What you should do
Count lines, not occurrences: report how many lines in the records hold the string "title", and nothing else.

The records
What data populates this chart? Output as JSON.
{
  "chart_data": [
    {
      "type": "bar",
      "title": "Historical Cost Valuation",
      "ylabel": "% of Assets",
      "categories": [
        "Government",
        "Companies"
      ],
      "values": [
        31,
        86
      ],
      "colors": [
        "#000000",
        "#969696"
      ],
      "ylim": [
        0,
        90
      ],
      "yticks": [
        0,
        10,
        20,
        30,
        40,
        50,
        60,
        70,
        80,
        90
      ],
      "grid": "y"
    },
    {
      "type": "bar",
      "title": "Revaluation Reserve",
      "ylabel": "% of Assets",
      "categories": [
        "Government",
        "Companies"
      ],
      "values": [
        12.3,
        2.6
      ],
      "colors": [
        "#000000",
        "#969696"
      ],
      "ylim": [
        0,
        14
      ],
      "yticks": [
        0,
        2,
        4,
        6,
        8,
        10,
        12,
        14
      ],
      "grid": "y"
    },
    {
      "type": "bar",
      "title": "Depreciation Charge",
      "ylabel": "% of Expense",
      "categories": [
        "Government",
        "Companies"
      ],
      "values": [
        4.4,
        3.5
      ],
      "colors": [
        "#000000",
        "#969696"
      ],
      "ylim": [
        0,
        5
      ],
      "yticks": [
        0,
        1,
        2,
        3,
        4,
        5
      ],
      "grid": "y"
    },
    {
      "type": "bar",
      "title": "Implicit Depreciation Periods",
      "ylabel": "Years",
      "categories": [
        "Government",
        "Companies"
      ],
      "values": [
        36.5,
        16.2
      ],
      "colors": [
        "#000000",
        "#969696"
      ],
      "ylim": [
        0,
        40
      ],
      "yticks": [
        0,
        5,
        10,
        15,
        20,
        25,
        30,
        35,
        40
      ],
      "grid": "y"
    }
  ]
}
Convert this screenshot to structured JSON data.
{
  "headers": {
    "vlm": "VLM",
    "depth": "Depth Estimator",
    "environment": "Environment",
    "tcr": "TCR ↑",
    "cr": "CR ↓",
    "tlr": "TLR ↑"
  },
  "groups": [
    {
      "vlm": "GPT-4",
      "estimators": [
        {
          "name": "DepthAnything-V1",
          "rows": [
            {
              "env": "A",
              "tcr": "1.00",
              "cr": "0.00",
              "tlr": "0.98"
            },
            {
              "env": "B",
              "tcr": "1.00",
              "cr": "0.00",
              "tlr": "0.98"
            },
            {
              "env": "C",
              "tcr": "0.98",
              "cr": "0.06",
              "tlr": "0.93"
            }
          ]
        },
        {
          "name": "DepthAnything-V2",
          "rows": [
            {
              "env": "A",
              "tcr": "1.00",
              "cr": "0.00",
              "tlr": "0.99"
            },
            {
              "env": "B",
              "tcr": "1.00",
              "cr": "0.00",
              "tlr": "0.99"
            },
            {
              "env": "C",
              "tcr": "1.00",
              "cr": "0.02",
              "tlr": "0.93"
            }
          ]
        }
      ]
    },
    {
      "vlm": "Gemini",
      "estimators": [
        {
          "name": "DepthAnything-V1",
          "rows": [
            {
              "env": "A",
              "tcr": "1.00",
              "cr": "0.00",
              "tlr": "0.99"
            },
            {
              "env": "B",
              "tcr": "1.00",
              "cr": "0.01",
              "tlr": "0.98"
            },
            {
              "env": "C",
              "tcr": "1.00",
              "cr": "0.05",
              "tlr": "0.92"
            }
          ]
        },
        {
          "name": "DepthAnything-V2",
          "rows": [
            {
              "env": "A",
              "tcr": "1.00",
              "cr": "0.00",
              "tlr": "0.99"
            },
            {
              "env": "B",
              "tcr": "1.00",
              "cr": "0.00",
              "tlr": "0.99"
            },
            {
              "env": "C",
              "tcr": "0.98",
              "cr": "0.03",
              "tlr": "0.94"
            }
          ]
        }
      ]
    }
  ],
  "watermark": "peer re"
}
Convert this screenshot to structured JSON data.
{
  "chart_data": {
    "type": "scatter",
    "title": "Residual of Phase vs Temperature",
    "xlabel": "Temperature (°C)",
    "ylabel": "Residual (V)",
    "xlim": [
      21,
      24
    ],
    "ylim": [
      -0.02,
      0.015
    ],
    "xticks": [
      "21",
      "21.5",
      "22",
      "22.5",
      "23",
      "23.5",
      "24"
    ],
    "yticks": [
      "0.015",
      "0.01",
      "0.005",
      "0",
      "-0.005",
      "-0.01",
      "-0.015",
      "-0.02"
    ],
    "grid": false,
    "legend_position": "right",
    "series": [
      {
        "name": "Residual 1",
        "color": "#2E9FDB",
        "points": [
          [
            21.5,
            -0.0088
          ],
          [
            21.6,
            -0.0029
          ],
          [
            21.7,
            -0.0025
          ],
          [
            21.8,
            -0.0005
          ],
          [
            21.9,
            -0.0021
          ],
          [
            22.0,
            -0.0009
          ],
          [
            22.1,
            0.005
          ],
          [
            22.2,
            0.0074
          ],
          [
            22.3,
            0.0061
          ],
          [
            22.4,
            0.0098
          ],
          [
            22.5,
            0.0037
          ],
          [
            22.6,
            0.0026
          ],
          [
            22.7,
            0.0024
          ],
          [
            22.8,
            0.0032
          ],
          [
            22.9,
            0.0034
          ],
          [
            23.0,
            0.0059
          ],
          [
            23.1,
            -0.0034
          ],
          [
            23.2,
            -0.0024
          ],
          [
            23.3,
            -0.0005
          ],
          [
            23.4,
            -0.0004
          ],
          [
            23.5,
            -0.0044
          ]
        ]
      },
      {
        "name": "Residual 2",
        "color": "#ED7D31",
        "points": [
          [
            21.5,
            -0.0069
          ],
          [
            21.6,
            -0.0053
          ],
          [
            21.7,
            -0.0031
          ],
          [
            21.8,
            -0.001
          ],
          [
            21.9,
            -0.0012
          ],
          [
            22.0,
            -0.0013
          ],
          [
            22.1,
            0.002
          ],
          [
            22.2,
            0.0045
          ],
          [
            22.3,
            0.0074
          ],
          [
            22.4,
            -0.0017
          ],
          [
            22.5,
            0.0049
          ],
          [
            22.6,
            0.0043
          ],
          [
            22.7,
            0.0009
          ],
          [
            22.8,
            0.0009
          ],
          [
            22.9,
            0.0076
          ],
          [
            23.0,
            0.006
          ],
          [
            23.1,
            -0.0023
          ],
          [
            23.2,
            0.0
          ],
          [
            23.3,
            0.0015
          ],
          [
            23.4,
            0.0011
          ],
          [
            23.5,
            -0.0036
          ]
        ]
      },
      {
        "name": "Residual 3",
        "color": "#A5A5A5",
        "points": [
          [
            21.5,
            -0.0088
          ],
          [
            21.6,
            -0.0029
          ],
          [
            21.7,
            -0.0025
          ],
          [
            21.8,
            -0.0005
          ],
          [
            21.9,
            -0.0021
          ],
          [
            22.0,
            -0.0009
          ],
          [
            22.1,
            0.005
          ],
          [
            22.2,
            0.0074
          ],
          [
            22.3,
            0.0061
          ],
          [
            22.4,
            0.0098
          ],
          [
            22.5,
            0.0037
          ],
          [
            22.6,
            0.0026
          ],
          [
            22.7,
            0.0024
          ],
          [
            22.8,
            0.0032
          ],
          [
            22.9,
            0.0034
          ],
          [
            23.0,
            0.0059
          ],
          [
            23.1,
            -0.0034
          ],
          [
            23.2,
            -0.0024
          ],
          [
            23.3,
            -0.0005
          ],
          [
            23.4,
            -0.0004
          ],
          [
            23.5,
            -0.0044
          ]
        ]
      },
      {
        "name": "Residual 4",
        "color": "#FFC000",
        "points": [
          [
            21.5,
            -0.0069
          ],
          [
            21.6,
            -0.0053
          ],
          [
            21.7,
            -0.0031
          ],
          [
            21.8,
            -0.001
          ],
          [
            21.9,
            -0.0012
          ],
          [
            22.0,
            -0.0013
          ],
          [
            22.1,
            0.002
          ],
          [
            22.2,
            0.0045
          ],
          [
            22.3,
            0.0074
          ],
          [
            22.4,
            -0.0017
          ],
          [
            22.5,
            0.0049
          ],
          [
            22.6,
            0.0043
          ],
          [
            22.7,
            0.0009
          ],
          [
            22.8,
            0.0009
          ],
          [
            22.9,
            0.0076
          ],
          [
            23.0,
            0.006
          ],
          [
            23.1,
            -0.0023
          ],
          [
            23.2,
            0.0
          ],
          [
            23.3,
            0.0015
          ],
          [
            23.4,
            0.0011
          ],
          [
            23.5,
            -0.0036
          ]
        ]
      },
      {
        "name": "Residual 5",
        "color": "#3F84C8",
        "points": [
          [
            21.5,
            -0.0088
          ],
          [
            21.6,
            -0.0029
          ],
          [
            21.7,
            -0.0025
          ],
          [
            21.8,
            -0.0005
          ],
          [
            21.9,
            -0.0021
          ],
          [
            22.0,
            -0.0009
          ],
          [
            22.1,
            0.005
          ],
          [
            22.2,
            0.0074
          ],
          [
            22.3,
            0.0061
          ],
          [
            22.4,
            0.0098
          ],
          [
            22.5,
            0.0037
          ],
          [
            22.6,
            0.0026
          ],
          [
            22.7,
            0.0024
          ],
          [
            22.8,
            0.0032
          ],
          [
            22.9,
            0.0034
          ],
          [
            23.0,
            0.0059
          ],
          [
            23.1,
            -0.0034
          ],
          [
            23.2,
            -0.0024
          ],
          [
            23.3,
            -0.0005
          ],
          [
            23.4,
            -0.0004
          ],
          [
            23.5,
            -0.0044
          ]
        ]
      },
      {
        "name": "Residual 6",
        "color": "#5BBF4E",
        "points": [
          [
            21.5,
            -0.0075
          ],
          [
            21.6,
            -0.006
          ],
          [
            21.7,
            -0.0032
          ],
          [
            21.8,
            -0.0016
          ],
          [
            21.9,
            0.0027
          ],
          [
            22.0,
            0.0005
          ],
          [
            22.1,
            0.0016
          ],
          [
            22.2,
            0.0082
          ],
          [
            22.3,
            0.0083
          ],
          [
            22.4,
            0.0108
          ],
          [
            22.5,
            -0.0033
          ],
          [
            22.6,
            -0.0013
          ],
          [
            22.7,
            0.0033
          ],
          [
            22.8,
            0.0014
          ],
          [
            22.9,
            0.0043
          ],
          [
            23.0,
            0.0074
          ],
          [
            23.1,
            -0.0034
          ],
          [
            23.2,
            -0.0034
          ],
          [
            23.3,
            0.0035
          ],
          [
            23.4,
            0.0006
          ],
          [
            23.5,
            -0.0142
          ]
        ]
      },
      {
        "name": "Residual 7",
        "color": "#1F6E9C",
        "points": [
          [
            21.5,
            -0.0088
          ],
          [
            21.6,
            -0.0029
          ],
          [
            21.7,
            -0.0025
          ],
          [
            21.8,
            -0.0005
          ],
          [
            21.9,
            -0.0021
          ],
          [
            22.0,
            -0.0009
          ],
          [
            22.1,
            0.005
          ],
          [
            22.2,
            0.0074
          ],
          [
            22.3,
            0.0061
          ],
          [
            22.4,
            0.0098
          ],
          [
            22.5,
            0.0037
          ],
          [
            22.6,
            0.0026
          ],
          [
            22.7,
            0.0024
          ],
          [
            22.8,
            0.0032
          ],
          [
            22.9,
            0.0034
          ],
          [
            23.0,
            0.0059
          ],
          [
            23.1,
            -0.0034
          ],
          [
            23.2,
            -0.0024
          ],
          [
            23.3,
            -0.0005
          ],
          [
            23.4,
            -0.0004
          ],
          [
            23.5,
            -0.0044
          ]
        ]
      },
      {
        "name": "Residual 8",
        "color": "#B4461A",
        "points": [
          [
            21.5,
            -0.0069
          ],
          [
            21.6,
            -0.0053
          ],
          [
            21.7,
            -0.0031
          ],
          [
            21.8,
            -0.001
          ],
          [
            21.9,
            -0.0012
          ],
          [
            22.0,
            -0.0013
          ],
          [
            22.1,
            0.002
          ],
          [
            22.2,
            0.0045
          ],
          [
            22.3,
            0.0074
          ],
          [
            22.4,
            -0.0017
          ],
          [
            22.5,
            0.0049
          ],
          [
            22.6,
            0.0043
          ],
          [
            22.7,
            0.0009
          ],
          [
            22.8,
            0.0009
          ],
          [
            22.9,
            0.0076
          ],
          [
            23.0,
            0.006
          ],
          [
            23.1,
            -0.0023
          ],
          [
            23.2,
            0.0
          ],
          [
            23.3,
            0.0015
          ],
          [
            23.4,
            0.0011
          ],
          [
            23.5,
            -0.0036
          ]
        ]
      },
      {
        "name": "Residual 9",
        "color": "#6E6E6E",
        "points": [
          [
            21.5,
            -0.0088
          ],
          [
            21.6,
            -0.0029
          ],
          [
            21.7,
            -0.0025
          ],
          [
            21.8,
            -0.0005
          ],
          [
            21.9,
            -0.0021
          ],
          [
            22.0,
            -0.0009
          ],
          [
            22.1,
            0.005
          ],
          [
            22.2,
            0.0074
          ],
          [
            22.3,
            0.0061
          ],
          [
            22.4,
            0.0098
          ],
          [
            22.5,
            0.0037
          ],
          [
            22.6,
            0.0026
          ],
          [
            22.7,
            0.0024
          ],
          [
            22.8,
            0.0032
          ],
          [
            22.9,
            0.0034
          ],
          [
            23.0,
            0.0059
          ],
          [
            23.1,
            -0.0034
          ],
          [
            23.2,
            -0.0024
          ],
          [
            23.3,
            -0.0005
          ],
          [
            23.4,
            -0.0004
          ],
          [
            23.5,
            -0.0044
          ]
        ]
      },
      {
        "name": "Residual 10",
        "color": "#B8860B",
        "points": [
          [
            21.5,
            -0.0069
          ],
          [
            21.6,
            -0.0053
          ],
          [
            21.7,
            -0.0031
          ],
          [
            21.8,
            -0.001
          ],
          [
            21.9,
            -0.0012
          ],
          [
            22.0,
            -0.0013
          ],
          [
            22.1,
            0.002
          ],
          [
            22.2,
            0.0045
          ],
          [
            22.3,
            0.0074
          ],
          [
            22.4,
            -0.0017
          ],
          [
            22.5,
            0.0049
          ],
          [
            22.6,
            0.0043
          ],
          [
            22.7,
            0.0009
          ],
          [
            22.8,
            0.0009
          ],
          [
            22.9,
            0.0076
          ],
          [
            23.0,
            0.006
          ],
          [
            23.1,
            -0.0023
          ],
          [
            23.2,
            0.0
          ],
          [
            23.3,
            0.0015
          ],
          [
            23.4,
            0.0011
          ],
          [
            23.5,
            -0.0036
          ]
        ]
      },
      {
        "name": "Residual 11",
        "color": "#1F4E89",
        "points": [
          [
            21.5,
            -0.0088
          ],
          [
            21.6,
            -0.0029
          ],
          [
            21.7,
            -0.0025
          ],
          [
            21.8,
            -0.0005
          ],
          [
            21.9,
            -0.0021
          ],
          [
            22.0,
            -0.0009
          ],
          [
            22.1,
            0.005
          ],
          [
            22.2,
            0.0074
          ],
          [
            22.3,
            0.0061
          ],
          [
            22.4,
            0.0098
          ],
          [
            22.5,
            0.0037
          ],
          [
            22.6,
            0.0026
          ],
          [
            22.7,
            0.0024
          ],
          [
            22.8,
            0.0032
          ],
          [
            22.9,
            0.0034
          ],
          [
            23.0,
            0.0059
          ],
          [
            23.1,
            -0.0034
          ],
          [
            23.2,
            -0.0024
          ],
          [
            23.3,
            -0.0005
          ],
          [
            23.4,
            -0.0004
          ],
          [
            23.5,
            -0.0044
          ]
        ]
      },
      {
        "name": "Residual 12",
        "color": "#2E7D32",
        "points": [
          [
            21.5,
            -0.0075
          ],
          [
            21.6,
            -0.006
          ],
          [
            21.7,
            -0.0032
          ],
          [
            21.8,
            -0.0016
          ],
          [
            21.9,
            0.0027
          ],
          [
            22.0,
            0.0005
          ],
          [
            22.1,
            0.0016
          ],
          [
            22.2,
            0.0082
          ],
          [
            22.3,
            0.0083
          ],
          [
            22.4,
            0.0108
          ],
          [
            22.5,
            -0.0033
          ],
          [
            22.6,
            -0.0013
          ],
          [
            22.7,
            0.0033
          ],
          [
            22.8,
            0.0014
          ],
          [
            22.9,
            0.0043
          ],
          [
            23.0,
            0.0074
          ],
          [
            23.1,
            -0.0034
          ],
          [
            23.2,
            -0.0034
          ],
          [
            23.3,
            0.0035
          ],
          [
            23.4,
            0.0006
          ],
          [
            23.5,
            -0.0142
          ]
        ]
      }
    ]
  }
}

The response
5